WRITTEN EXERCISE: Extract the listing below in full, unchanged.

MATERIAL TO PROCESS:
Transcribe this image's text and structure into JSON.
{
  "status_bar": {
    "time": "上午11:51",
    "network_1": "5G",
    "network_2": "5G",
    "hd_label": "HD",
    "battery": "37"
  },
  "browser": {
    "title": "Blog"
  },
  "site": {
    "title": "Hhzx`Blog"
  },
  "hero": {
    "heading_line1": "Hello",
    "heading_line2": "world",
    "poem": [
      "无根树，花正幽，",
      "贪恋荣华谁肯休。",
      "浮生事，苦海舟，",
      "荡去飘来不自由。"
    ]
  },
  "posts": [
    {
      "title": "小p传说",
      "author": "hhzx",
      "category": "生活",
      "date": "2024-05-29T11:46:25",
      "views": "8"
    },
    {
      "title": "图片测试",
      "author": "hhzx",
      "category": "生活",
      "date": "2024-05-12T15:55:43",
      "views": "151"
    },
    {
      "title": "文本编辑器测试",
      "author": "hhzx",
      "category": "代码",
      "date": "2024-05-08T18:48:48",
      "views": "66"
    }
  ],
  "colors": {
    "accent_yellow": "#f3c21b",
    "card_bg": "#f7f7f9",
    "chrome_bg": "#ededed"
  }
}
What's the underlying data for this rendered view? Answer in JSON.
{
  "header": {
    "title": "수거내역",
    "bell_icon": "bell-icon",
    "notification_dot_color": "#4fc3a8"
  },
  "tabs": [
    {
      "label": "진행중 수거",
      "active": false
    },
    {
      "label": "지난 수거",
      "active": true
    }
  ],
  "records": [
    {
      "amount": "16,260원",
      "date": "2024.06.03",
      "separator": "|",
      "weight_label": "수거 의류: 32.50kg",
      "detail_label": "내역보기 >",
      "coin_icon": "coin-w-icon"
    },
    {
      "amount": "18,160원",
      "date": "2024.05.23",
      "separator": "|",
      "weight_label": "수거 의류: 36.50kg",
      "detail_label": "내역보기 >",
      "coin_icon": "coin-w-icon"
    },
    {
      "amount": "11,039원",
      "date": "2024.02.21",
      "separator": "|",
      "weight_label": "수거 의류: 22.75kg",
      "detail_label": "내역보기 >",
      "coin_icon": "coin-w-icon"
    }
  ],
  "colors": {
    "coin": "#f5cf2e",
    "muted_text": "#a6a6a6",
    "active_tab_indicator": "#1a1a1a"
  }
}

EXPECTED ANSWER:
Transcribe this image's text and structure into JSON.
{
  "status_bar": {
    "time": "上午11:51",
    "network_1": "5G",
    "network_2": "5G",
    "hd_label": "HD",
    "battery": "37"
  },
  "browser": {
    "title": "Blog"
  },
  "site": {
    "title": "Hhzx`Blog"
  },
  "hero": {
    "heading_line1": "Hello",
    "heading_line2": "world",
    "poem": [
      "无根树，花正幽，",
      "贪恋荣华谁肯休。",
      "浮生事，苦海舟，",
      "荡去飘来不自由。"
    ]
  },
  "posts": [
    {
      "title": "小p传说",
      "author": "hhzx",
      "category": "生活",
      "date": "2024-05-29T11:46:25",
      "views": "8"
    },
    {
      "title": "图片测试",
      "author": "hhzx",
      "category": "生活",
      "date": "2024-05-12T15:55:43",
      "views": "151"
    },
    {
      "title": "文本编辑器测试",
      "author": "hhzx",
      "category": "代码",
      "date": "2024-05-08T18:48:48",
      "views": "66"
    }
  ],
  "colors": {
    "accent_yellow": "#f3c21b",
    "card_bg": "#f7f7f9",
    "chrome_bg": "#ededed"
  }
}
What's the underlying data for this rendered view? Answer in JSON.
{
  "header": {
    "title": "수거내역",
    "bell_icon": "bell-icon",
    "notification_dot_color": "#4fc3a8"
  },
  "tabs": [
    {
      "label": "진행중 수거",
      "active": false
    },
    {
      "label": "지난 수거",
      "active": true
    }
  ],
  "records": [
    {
      "amount": "16,260원",
      "date": "2024.06.03",
      "separator": "|",
      "weight_label": "수거 의류: 32.50kg",
      "detail_label": "내역보기 >",
      "coin_icon": "coin-w-icon"
    },
    {
      "amount": "18,160원",
      "date": "2024.05.23",
      "separator": "|",
      "weight_label": "수거 의류: 36.50kg",
      "detail_label": "내역보기 >",
      "coin_icon": "coin-w-icon"
    },
    {
      "amount": "11,039원",
      "date": "2024.02.21",
      "separator": "|",
      "weight_label": "수거 의류: 22.75kg",
      "detail_label": "내역보기 >",
      "coin_icon": "coin-w-icon"
    }
  ],
  "colors": {
    "coin": "#f5cf2e",
    "muted_text": "#a6a6a6",
    "active_tab_indicator": "#1a1a1a"
  }
}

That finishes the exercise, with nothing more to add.